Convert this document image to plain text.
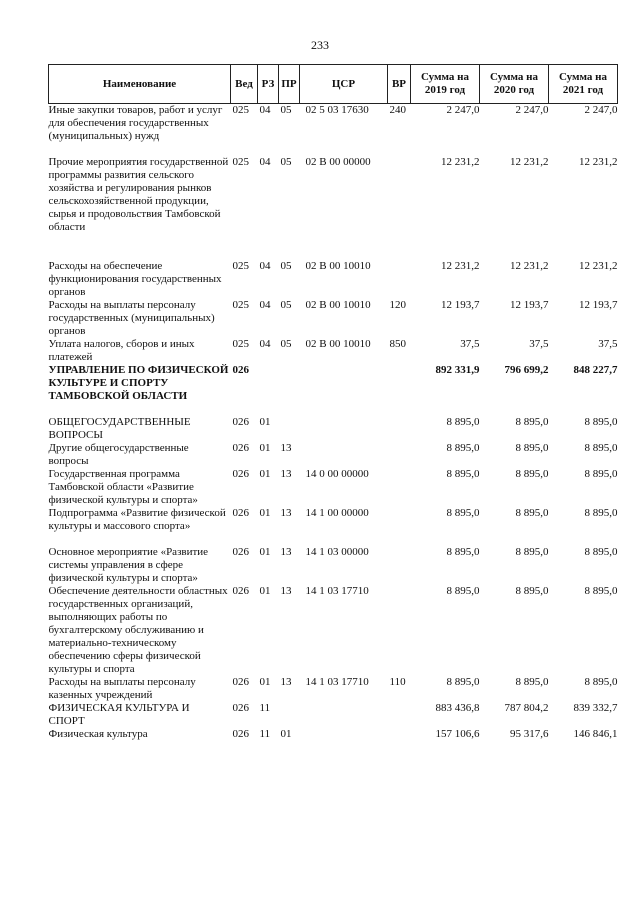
233
Наименование	Вед	РЗ	ПР	ЦСР	ВР	Сумма на 2019 год	Сумма на 2020 год	Сумма на 2021 год
Иные закупки товаров, работ и услуг для обеспечения государственных (муниципальных) нужд	025	04	05	02 5 03 17630	240	2 247,0	2 247,0	2 247,0
Прочие мероприятия государственной программы развития сельского хозяйства и регулирования рынков сельскохозяйственной продукции, сырья и продовольствия Тамбовской области	025	04	05	02 В 00 00000		12 231,2	12 231,2	12 231,2
Расходы на обеспечение функционирования государственных органов	025	04	05	02 В 00 10010		12 231,2	12 231,2	12 231,2
Расходы на выплаты персоналу государственных (муниципальных) органов	025	04	05	02 В 00 10010	120	12 193,7	12 193,7	12 193,7
Уплата налогов, сборов и иных платежей	025	04	05	02 В 00 10010	850	37,5	37,5	37,5
УПРАВЛЕНИЕ ПО ФИЗИЧЕСКОЙ КУЛЬТУРЕ И СПОРТУ ТАМБОВСКОЙ ОБЛАСТИ	026					892 331,9	796 699,2	848 227,7
ОБЩЕГОСУДАРСТВЕННЫЕ ВОПРОСЫ	026	01				8 895,0	8 895,0	8 895,0
Другие общегосударственные вопросы	026	01	13			8 895,0	8 895,0	8 895,0
Государственная программа Тамбовской области «Развитие физической культуры и спорта»	026	01	13	14 0 00 00000		8 895,0	8 895,0	8 895,0
Подпрограмма «Развитие физической культуры и массового спорта»	026	01	13	14 1 00 00000		8 895,0	8 895,0	8 895,0
Основное мероприятие «Развитие системы управления в сфере физической культуры и спорта»	026	01	13	14 1 03 00000		8 895,0	8 895,0	8 895,0
Обеспечение деятельности областных государственных организаций, выполняющих работы по бухгалтерскому обслуживанию и материально-техническому обеспечению сферы физической культуры и спорта	026	01	13	14 1 03 17710		8 895,0	8 895,0	8 895,0
Расходы на выплаты персоналу казенных учреждений	026	01	13	14 1 03 17710	110	8 895,0	8 895,0	8 895,0
ФИЗИЧЕСКАЯ КУЛЬТУРА И СПОРТ	026	11				883 436,8	787 804,2	839 332,7
Физическая культура	026	11	01			157 106,6	95 317,6	146 846,1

● ● ● ● ●

▶ _Your task_:
Except for the pictures, copy every line of the records above exactly.

▶ _Exercise answer_:
Convert this document image to plain text.
233
Наименование	Вед	РЗ	ПР	ЦСР	ВР	Сумма на 2019 год	Сумма на 2020 год	Сумма на 2021 год
Иные закупки товаров, работ и услуг для обеспечения государственных (муниципальных) нужд	025	04	05	02 5 03 17630	240	2 247,0	2 247,0	2 247,0
Прочие мероприятия государственной программы развития сельского хозяйства и регулирования рынков сельскохозяйственной продукции, сырья и продовольствия Тамбовской области	025	04	05	02 В 00 00000		12 231,2	12 231,2	12 231,2
Расходы на обеспечение функционирования государственных органов	025	04	05	02 В 00 10010		12 231,2	12 231,2	12 231,2
Расходы на выплаты персоналу государственных (муниципальных) органов	025	04	05	02 В 00 10010	120	12 193,7	12 193,7	12 193,7
Уплата налогов, сборов и иных платежей	025	04	05	02 В 00 10010	850	37,5	37,5	37,5
УПРАВЛЕНИЕ ПО ФИЗИЧЕСКОЙ КУЛЬТУРЕ И СПОРТУ ТАМБОВСКОЙ ОБЛАСТИ	026					892 331,9	796 699,2	848 227,7
ОБЩЕГОСУДАРСТВЕННЫЕ ВОПРОСЫ	026	01				8 895,0	8 895,0	8 895,0
Другие общегосударственные вопросы	026	01	13			8 895,0	8 895,0	8 895,0
Государственная программа Тамбовской области «Развитие физической культуры и спорта»	026	01	13	14 0 00 00000		8 895,0	8 895,0	8 895,0
Подпрограмма «Развитие физической культуры и массового спорта»	026	01	13	14 1 00 00000		8 895,0	8 895,0	8 895,0
Основное мероприятие «Развитие системы управления в сфере физической культуры и спорта»	026	01	13	14 1 03 00000		8 895,0	8 895,0	8 895,0
Обеспечение деятельности областных государственных организаций, выполняющих работы по бухгалтерскому обслуживанию и материально-техническому обеспечению сферы физической культуры и спорта	026	01	13	14 1 03 17710		8 895,0	8 895,0	8 895,0
Расходы на выплаты персоналу казенных учреждений	026	01	13	14 1 03 17710	110	8 895,0	8 895,0	8 895,0
ФИЗИЧЕСКАЯ КУЛЬТУРА И СПОРТ	026	11				883 436,8	787 804,2	839 332,7
Физическая культура	026	11	01			157 106,6	95 317,6	146 846,1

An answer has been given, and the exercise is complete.